Goal:
Below are records; transcribe only the line with "Read out every word on this page." and those after it, through the last line, without any change.

Entries provided:
Begin

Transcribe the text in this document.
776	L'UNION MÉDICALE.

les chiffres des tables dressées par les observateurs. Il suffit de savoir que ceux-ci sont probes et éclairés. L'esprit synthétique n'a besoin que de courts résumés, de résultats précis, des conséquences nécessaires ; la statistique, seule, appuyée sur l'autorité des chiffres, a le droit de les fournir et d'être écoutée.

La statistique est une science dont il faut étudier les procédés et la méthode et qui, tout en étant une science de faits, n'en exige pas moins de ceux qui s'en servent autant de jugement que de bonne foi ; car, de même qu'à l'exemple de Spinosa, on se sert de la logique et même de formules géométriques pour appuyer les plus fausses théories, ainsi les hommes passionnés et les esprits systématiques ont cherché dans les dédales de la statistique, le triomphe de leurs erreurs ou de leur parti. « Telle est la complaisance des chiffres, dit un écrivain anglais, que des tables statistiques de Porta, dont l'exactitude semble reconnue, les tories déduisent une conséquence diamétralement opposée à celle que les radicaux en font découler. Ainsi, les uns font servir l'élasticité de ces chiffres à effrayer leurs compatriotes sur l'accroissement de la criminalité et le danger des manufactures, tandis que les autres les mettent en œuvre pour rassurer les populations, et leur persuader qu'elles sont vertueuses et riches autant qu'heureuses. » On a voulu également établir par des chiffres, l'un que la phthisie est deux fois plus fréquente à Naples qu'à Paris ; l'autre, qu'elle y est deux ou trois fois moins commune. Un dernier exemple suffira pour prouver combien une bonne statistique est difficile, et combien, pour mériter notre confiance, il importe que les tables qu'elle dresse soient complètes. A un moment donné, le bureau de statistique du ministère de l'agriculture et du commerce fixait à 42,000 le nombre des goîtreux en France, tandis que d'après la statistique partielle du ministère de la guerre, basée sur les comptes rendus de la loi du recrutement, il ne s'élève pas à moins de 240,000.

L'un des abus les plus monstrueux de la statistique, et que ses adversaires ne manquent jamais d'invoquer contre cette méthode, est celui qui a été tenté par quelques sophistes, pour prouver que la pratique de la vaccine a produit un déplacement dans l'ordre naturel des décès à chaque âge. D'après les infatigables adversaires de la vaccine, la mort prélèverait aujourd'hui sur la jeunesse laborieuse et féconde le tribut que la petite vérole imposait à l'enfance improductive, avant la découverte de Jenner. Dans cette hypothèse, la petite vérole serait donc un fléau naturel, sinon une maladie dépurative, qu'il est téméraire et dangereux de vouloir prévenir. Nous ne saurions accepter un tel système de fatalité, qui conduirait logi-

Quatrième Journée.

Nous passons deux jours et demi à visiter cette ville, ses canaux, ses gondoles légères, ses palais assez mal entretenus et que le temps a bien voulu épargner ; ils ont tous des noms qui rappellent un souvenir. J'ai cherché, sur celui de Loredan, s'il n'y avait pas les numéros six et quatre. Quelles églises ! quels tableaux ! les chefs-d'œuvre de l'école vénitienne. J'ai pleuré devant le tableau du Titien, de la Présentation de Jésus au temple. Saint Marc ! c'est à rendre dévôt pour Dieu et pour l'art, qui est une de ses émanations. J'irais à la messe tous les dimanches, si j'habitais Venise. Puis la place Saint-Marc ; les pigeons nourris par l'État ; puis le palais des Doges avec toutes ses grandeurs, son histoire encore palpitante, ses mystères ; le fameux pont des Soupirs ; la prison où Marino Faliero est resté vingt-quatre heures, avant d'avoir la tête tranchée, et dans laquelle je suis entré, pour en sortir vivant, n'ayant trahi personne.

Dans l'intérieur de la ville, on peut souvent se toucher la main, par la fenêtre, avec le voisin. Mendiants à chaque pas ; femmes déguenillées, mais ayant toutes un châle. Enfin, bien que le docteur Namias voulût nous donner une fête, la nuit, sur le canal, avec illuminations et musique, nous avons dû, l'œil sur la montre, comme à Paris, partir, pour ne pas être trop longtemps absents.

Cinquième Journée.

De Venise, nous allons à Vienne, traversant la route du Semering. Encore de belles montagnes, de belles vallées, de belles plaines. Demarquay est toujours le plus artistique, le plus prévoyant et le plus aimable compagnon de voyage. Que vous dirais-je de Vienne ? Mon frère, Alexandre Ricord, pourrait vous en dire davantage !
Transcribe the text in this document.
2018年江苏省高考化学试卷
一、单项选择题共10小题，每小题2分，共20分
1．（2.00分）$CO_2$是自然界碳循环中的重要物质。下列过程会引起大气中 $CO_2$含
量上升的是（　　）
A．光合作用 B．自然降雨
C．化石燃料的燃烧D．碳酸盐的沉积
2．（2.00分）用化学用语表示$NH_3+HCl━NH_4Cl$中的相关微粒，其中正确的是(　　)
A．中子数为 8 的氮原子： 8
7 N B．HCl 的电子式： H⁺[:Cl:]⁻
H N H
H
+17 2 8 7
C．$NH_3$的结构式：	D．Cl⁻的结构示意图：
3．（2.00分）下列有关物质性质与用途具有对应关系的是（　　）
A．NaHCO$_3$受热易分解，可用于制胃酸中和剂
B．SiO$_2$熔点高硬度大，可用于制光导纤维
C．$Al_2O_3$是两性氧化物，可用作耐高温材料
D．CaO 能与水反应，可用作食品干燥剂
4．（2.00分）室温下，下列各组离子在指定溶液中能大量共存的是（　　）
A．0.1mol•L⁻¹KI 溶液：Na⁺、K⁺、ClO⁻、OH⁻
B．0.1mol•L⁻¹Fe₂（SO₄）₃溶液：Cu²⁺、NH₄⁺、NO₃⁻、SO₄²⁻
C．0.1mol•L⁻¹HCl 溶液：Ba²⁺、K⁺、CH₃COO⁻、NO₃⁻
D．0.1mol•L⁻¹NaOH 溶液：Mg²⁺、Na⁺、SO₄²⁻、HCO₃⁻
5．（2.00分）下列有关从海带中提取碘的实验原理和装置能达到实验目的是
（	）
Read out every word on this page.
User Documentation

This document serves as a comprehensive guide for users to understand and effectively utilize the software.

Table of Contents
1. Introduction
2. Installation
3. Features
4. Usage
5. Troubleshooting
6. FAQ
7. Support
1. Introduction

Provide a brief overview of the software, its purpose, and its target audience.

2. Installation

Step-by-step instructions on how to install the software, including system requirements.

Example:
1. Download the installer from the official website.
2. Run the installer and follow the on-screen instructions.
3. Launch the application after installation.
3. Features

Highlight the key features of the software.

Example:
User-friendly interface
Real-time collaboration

End

Solution to the problem:
Read out every word on this page.
User Documentation

This document serves as a comprehensive guide for users to understand and effectively utilize the software.

Table of Contents
1. Introduction
2. Installation
3. Features
4. Usage
5. Troubleshooting
6. FAQ
7. Support
1. Introduction

Provide a brief overview of the software, its purpose, and its target audience.

2. Installation

Step-by-step instructions on how to install the software, including system requirements.

Example:
1. Download the installer from the official website.
2. Run the installer and follow the on-screen instructions.
3. Launch the application after installation.
3. Features

Highlight the key features of the software.

Example:
User-friendly interface
Real-time collaboration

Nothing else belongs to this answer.